▶ _Instructions for the task_: Turn the data, from its first line through the line containing "home-icon[interactable] bbox=[10, 58, 36, 84]" (both included), into a JSON list of strings with one string per line, omitting blank lines.

▶ _Task input_:
..........
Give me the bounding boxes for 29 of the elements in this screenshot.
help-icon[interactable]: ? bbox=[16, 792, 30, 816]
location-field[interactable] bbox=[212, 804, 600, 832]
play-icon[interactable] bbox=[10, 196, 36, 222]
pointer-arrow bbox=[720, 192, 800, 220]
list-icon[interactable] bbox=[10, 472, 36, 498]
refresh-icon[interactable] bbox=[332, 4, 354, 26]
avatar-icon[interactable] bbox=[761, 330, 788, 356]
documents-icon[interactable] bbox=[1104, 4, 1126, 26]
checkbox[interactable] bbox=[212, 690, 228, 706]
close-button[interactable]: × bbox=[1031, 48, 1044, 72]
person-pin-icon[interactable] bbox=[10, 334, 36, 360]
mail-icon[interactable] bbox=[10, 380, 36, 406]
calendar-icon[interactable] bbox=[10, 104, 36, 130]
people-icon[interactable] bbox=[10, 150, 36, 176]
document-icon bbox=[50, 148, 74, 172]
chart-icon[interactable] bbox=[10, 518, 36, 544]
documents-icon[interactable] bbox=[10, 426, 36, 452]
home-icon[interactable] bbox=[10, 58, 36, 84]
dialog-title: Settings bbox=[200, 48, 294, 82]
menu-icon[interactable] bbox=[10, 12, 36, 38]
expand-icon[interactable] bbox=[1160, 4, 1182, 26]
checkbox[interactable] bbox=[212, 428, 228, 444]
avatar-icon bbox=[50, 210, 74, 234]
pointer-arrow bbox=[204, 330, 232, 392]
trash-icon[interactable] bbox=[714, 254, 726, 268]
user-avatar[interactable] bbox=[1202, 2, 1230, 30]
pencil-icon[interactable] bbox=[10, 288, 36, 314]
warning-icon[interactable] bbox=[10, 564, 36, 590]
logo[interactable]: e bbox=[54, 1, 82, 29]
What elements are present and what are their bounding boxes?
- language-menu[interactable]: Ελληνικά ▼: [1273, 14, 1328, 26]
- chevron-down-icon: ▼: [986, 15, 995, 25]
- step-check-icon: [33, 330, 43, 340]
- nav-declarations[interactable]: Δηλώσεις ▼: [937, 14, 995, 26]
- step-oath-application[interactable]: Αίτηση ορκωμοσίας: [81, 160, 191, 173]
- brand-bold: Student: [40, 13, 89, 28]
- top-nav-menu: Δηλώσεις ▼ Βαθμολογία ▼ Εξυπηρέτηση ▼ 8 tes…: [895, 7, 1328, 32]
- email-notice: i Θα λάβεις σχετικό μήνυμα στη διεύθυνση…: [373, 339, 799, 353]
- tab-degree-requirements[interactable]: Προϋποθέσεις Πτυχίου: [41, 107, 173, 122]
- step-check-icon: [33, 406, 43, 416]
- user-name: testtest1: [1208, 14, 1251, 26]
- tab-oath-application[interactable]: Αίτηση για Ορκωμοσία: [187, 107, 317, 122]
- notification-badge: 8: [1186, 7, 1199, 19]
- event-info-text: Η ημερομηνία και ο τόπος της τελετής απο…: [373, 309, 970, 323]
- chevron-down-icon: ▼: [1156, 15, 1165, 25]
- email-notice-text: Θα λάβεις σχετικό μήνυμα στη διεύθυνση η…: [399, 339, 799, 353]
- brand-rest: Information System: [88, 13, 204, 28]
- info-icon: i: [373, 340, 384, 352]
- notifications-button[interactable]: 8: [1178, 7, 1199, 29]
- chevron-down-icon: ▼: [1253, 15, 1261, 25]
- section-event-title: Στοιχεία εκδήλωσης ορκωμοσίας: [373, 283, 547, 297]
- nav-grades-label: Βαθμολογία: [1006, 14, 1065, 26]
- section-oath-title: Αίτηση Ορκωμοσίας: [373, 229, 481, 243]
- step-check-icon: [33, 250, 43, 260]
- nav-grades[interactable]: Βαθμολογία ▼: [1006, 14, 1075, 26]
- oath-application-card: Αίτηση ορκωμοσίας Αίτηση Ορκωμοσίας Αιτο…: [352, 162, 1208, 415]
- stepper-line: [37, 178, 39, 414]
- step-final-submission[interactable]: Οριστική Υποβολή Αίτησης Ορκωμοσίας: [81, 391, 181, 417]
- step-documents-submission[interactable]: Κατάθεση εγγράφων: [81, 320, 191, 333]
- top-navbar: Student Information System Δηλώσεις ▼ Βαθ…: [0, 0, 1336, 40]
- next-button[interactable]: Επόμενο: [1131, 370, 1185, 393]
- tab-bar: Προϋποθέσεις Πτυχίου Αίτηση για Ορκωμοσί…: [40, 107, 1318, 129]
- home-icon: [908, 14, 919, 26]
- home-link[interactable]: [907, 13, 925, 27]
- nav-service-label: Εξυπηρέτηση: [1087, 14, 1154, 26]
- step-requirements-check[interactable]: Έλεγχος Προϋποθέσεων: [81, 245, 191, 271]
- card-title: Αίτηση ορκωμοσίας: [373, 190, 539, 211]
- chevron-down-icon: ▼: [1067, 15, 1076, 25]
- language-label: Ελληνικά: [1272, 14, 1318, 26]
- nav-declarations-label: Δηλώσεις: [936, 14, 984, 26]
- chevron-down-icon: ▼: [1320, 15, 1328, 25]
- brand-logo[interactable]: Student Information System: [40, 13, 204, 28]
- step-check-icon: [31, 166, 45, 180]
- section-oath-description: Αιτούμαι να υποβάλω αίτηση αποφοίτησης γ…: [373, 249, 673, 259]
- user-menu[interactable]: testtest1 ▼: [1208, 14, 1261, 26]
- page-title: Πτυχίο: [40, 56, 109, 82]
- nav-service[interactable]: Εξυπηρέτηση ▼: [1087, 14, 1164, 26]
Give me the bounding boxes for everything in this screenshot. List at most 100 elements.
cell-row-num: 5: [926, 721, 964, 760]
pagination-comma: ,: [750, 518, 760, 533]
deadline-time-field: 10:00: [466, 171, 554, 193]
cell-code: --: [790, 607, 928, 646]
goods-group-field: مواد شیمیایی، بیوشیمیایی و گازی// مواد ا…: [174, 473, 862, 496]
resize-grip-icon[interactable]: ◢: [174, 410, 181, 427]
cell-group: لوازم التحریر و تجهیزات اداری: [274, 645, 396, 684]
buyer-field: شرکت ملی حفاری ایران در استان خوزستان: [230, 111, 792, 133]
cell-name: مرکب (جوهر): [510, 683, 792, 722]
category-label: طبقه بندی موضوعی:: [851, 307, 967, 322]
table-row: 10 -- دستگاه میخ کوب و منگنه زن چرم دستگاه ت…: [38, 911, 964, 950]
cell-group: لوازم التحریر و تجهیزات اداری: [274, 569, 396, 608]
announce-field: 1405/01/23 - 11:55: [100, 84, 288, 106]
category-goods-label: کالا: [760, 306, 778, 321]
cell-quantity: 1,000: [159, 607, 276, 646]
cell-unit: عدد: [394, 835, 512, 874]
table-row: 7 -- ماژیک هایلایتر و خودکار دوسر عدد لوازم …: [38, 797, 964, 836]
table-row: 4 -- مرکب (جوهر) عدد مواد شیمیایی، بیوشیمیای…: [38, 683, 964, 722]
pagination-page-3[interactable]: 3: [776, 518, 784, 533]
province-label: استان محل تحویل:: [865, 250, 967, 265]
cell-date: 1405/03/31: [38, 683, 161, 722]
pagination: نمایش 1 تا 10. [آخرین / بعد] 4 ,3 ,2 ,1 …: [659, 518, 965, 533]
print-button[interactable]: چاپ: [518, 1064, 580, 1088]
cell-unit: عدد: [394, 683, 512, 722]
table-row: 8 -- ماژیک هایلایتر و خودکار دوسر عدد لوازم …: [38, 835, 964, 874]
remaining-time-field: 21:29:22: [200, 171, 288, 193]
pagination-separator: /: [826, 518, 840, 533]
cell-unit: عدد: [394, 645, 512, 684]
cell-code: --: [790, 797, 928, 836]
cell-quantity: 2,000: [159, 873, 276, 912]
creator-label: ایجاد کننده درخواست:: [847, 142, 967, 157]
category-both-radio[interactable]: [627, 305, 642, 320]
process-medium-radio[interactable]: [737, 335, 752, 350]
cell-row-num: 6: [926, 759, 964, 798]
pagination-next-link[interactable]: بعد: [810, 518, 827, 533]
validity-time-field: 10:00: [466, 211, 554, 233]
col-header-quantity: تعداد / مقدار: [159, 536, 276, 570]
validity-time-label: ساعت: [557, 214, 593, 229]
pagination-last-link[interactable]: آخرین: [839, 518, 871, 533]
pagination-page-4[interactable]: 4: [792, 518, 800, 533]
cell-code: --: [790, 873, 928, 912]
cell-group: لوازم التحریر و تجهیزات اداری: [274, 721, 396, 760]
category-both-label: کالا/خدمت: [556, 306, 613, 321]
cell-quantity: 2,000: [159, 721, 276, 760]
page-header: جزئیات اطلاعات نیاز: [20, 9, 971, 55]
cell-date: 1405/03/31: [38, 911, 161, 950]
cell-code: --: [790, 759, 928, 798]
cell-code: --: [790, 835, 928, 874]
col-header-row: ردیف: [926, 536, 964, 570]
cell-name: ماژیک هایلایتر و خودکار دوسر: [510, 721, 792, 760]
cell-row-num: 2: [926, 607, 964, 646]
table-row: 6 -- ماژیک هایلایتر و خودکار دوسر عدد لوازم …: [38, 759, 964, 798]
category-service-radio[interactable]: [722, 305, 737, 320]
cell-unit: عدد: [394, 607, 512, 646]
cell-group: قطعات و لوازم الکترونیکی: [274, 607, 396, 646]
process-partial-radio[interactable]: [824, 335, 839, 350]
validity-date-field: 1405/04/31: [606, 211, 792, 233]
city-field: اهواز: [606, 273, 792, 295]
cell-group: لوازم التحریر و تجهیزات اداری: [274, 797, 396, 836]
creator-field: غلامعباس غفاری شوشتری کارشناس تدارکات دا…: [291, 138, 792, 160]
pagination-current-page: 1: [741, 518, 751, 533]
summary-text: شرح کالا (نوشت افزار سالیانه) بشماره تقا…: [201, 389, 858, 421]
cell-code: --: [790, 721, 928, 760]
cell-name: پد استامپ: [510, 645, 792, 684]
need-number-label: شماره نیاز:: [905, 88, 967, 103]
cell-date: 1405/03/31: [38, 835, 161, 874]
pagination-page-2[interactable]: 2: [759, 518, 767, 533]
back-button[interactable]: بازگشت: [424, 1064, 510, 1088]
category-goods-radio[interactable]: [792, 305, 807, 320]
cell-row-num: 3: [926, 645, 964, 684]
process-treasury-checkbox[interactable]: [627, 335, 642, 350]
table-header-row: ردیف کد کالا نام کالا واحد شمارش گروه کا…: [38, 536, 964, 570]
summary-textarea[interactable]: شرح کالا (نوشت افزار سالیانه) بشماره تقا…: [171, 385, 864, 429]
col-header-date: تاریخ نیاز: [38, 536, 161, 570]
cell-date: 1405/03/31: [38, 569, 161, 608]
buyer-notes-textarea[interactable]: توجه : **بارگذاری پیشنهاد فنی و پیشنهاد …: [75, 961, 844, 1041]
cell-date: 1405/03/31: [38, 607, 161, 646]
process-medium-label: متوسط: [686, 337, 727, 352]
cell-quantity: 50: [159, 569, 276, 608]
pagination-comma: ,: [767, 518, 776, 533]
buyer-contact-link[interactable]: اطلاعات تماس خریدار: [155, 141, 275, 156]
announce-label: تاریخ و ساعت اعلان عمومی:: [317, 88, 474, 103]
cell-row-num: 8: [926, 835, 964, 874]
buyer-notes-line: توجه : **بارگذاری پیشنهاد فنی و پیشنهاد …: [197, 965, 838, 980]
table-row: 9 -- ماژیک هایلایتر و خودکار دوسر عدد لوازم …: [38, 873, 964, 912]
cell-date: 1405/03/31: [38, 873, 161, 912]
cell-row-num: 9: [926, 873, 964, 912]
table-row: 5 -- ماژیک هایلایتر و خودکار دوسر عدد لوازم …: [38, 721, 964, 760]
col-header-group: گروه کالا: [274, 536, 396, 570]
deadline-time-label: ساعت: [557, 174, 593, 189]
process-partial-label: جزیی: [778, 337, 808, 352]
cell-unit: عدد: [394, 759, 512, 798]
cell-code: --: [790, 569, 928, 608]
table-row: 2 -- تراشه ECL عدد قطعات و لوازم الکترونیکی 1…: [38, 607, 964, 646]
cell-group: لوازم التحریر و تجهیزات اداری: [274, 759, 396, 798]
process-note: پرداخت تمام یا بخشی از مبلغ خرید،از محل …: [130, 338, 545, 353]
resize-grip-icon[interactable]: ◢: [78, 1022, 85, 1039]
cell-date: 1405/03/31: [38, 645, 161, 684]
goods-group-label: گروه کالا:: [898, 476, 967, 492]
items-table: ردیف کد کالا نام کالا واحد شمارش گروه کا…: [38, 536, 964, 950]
..........
▶ _Task answer_:
[
  "Give me the bounding boxes for 29 of the elements in this screenshot.",
  "help-icon[interactable]: ? bbox=[16, 792, 30, 816]",
  "location-field[interactable] bbox=[212, 804, 600, 832]",
  "play-icon[interactable] bbox=[10, 196, 36, 222]",
  "pointer-arrow bbox=[720, 192, 800, 220]",
  "list-icon[interactable] bbox=[10, 472, 36, 498]",
  "refresh-icon[interactable] bbox=[332, 4, 354, 26]",
  "avatar-icon[interactable] bbox=[761, 330, 788, 356]",
  "documents-icon[interactable] bbox=[1104, 4, 1126, 26]",
  "checkbox[interactable] bbox=[212, 690, 228, 706]",
  "close-button[interactable]: × bbox=[1031, 48, 1044, 72]",
  "person-pin-icon[interactable] bbox=[10, 334, 36, 360]",
  "mail-icon[interactable] bbox=[10, 380, 36, 406]",
  "calendar-icon[interactable] bbox=[10, 104, 36, 130]",
  "people-icon[interactable] bbox=[10, 150, 36, 176]",
  "document-icon bbox=[50, 148, 74, 172]",
  "chart-icon[interactable] bbox=[10, 518, 36, 544]",
  "documents-icon[interactable] bbox=[10, 426, 36, 452]",
  "home-icon[interactable] bbox=[10, 58, 36, 84]"
]